> Instructions to follow: In full and without deviation, write out the entries that follow.

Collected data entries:
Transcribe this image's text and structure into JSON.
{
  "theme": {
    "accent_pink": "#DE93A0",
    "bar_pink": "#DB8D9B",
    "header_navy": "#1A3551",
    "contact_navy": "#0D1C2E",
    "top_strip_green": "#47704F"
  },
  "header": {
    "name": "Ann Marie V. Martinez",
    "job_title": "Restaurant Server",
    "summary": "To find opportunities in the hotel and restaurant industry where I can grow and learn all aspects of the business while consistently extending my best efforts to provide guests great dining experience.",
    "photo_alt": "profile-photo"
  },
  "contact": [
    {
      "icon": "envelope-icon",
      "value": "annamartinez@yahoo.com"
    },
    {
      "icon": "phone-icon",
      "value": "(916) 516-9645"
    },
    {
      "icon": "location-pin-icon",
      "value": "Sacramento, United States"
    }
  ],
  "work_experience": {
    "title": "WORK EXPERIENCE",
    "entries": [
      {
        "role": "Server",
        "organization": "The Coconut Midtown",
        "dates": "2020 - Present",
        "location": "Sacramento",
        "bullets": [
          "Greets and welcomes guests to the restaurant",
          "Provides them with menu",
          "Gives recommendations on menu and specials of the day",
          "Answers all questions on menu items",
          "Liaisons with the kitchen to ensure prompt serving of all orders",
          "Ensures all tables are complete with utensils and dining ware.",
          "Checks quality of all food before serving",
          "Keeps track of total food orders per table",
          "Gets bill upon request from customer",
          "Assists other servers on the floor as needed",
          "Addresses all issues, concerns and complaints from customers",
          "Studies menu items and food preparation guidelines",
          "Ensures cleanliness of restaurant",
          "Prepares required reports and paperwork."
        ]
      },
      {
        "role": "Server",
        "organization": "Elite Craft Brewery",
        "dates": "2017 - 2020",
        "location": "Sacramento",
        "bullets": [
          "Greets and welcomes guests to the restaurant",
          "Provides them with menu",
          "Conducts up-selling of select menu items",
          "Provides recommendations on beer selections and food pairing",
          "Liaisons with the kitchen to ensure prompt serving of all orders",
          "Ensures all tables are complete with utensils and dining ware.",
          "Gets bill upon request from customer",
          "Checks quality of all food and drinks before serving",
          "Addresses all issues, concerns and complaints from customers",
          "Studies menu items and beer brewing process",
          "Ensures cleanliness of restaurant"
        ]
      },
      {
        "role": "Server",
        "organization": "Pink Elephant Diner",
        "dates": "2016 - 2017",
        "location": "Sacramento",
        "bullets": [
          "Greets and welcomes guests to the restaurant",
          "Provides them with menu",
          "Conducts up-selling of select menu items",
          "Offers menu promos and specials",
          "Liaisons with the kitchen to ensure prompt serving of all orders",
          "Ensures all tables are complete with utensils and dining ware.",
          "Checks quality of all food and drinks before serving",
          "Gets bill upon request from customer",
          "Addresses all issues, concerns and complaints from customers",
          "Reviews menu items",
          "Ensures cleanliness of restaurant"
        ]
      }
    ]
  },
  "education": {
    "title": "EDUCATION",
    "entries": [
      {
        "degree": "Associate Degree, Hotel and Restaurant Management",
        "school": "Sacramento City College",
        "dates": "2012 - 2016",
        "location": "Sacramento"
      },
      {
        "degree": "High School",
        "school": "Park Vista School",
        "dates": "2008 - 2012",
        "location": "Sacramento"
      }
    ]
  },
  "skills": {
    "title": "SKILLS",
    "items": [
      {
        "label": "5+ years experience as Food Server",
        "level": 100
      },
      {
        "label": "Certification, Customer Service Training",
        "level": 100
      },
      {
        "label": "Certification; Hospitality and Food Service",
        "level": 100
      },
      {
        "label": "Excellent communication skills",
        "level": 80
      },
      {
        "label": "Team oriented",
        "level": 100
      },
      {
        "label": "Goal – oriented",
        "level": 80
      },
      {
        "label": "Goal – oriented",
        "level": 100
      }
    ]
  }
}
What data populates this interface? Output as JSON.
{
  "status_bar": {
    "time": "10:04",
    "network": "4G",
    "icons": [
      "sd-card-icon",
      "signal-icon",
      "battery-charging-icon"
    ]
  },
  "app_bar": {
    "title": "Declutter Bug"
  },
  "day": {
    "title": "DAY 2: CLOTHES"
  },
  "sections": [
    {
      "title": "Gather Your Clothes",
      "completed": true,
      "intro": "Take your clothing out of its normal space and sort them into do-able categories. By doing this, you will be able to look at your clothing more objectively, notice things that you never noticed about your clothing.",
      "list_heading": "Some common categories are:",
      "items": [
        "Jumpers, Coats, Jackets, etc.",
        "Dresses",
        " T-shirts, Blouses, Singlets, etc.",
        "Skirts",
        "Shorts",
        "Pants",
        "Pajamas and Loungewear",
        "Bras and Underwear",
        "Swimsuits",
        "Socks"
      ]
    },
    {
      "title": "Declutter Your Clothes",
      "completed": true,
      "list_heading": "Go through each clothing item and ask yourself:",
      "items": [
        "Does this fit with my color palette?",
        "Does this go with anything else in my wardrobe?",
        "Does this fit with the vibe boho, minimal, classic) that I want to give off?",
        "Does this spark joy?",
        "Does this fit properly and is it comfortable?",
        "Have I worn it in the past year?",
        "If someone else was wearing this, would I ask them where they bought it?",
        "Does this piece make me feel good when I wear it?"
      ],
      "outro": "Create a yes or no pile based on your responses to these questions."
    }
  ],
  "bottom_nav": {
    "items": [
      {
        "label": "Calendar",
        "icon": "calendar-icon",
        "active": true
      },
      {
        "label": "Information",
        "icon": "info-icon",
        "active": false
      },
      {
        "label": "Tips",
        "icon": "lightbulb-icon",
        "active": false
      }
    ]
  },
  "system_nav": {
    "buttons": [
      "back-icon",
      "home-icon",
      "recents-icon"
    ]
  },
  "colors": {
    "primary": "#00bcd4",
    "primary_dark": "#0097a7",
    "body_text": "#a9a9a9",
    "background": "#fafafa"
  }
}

> Answer to the exercise:
Transcribe this image's text and structure into JSON.
{
  "theme": {
    "accent_pink": "#DE93A0",
    "bar_pink": "#DB8D9B",
    "header_navy": "#1A3551",
    "contact_navy": "#0D1C2E",
    "top_strip_green": "#47704F"
  },
  "header": {
    "name": "Ann Marie V. Martinez",
    "job_title": "Restaurant Server",
    "summary": "To find opportunities in the hotel and restaurant industry where I can grow and learn all aspects of the business while consistently extending my best efforts to provide guests great dining experience.",
    "photo_alt": "profile-photo"
  },
  "contact": [
    {
      "icon": "envelope-icon",
      "value": "annamartinez@yahoo.com"
    },
    {
      "icon": "phone-icon",
      "value": "(916) 516-9645"
    },
    {
      "icon": "location-pin-icon",
      "value": "Sacramento, United States"
    }
  ],
  "work_experience": {
    "title": "WORK EXPERIENCE",
    "entries": [
      {
        "role": "Server",
        "organization": "The Coconut Midtown",
        "dates": "2020 - Present",
        "location": "Sacramento",
        "bullets": [
          "Greets and welcomes guests to the restaurant",
          "Provides them with menu",
          "Gives recommendations on menu and specials of the day",
          "Answers all questions on menu items",
          "Liaisons with the kitchen to ensure prompt serving of all orders",
          "Ensures all tables are complete with utensils and dining ware.",
          "Checks quality of all food before serving",
          "Keeps track of total food orders per table",
          "Gets bill upon request from customer",
          "Assists other servers on the floor as needed",
          "Addresses all issues, concerns and complaints from customers",
          "Studies menu items and food preparation guidelines",
          "Ensures cleanliness of restaurant",
          "Prepares required reports and paperwork."
        ]
      },
      {
        "role": "Server",
        "organization": "Elite Craft Brewery",
        "dates": "2017 - 2020",
        "location": "Sacramento",
        "bullets": [
          "Greets and welcomes guests to the restaurant",
          "Provides them with menu",
          "Conducts up-selling of select menu items",
          "Provides recommendations on beer selections and food pairing",
          "Liaisons with the kitchen to ensure prompt serving of all orders",
          "Ensures all tables are complete with utensils and dining ware.",
          "Gets bill upon request from customer",
          "Checks quality of all food and drinks before serving",
          "Addresses all issues, concerns and complaints from customers",
          "Studies menu items and beer brewing process",
          "Ensures cleanliness of restaurant"
        ]
      },
      {
        "role": "Server",
        "organization": "Pink Elephant Diner",
        "dates": "2016 - 2017",
        "location": "Sacramento",
        "bullets": [
          "Greets and welcomes guests to the restaurant",
          "Provides them with menu",
          "Conducts up-selling of select menu items",
          "Offers menu promos and specials",
          "Liaisons with the kitchen to ensure prompt serving of all orders",
          "Ensures all tables are complete with utensils and dining ware.",
          "Checks quality of all food and drinks before serving",
          "Gets bill upon request from customer",
          "Addresses all issues, concerns and complaints from customers",
          "Reviews menu items",
          "Ensures cleanliness of restaurant"
        ]
      }
    ]
  },
  "education": {
    "title": "EDUCATION",
    "entries": [
      {
        "degree": "Associate Degree, Hotel and Restaurant Management",
        "school": "Sacramento City College",
        "dates": "2012 - 2016",
        "location": "Sacramento"
      },
      {
        "degree": "High School",
        "school": "Park Vista School",
        "dates": "2008 - 2012",
        "location": "Sacramento"
      }
    ]
  },
  "skills": {
    "title": "SKILLS",
    "items": [
      {
        "label": "5+ years experience as Food Server",
        "level": 100
      },
      {
        "label": "Certification, Customer Service Training",
        "level": 100
      },
      {
        "label": "Certification; Hospitality and Food Service",
        "level": 100
      },
      {
        "label": "Excellent communication skills",
        "level": 80
      },
      {
        "label": "Team oriented",
        "level": 100
      },
      {
        "label": "Goal – oriented",
        "level": 80
      },
      {
        "label": "Goal – oriented",
        "level": 100
      }
    ]
  }
}
What data populates this interface? Output as JSON.
{
  "status_bar": {
    "time": "10:04",
    "network": "4G",
    "icons": [
      "sd-card-icon",
      "signal-icon",
      "battery-charging-icon"
    ]
  },
  "app_bar": {
    "title": "Declutter Bug"
  },
  "day": {
    "title": "DAY 2: CLOTHES"
  },
  "sections": [
    {
      "title": "Gather Your Clothes",
      "completed": true,
      "intro": "Take your clothing out of its normal space and sort them into do-able categories. By doing this, you will be able to look at your clothing more objectively, notice things that you never noticed about your clothing.",
      "list_heading": "Some common categories are:",
      "items": [
        "Jumpers, Coats, Jackets, etc.",
        "Dresses",
        " T-shirts, Blouses, Singlets, etc.",
        "Skirts",
        "Shorts",
        "Pants",
        "Pajamas and Loungewear",
        "Bras and Underwear",
        "Swimsuits",
        "Socks"
      ]
    },
    {
      "title": "Declutter Your Clothes",
      "completed": true,
      "list_heading": "Go through each clothing item and ask yourself:",
      "items": [
        "Does this fit with my color palette?",
        "Does this go with anything else in my wardrobe?",
        "Does this fit with the vibe boho, minimal, classic) that I want to give off?",
        "Does this spark joy?",
        "Does this fit properly and is it comfortable?",
        "Have I worn it in the past year?",
        "If someone else was wearing this, would I ask them where they bought it?",
        "Does this piece make me feel good when I wear it?"
      ],
      "outro": "Create a yes or no pile based on your responses to these questions."
    }
  ],
  "bottom_nav": {
    "items": [
      {
        "label": "Calendar",
        "icon": "calendar-icon",
        "active": true
      },
      {
        "label": "Information",
        "icon": "info-icon",
        "active": false
      },
      {
        "label": "Tips",
        "icon": "lightbulb-icon",
        "active": false
      }
    ]
  },
  "system_nav": {
    "buttons": [
      "back-icon",
      "home-icon",
      "recents-icon"
    ]
  },
  "colors": {
    "primary": "#00bcd4",
    "primary_dark": "#0097a7",
    "body_text": "#a9a9a9",
    "background": "#fafafa"
  }
}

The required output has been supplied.